**What needs to be done**
Copy out the data below as written; omit any images.

======== Data section

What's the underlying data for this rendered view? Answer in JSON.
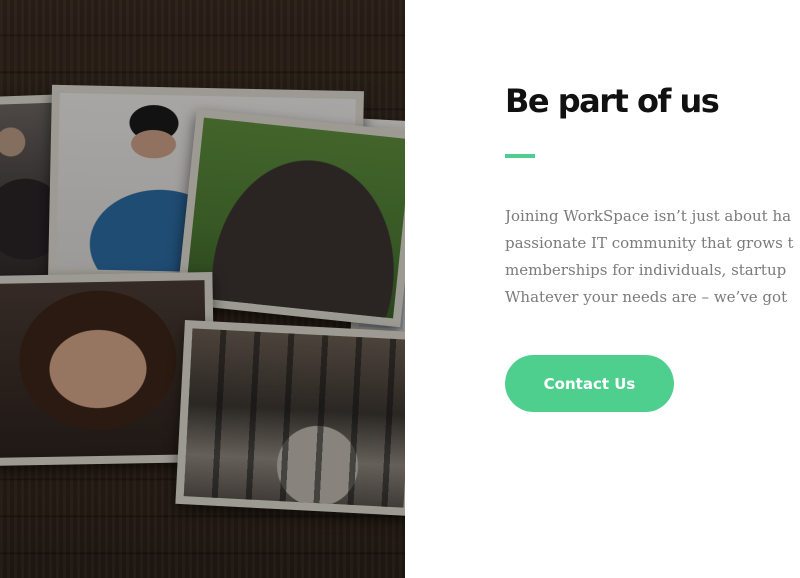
{
  "section": {
    "title": "Be part of us",
    "description_lines": [
      "Joining WorkSpace isn’t just about ha",
      "passionate IT community that grows t",
      "memberships for individuals, startup",
      "Whatever your needs are – we’ve got"
    ],
    "contact_button_label": "Contact Us"
  },
  "colors": {
    "accent": "#4fcf8e",
    "title_text": "#111111",
    "body_text": "#7b7b7b"
  }
}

================

**Correct response**
What's the underlying data for this rendered view? Answer in JSON.
{
  "section": {
    "title": "Be part of us",
    "description_lines": [
      "Joining WorkSpace isn’t just about ha",
      "passionate IT community that grows t",
      "memberships for individuals, startup",
      "Whatever your needs are – we’ve got"
    ],
    "contact_button_label": "Contact Us"
  },
  "colors": {
    "accent": "#4fcf8e",
    "title_text": "#111111",
    "body_text": "#7b7b7b"
  }
}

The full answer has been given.